== Short problem ==
Read the records below and copy each line that contains "units".

..........

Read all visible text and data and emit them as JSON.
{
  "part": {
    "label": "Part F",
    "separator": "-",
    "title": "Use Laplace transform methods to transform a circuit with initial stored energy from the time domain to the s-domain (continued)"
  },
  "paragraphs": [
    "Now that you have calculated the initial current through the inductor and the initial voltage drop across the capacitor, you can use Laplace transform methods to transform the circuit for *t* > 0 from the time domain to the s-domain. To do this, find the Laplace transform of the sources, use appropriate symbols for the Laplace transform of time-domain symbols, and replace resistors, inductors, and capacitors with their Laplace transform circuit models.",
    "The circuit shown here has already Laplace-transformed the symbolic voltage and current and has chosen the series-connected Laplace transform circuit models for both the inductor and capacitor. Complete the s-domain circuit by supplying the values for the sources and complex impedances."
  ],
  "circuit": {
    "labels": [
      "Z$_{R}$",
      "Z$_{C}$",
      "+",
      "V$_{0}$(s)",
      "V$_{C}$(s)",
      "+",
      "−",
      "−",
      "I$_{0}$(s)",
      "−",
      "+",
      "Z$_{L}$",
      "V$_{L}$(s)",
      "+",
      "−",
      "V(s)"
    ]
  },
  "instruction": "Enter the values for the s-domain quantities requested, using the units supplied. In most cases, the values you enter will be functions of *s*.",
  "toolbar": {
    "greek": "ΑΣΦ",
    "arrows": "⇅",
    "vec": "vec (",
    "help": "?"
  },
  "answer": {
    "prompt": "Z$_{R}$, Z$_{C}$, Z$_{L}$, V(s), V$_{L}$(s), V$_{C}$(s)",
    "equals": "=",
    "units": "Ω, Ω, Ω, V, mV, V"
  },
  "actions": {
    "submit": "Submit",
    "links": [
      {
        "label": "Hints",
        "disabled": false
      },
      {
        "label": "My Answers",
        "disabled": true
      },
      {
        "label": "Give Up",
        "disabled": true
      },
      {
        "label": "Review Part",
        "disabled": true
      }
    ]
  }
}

..........

== Result of the exercise ==
  "instruction": "Enter the values for the s-domain quantities requested, using the units supplied. In most cases, the values you enter will be functions of *s*.",
    "units": "Ω, Ω, Ω, V, mV, V"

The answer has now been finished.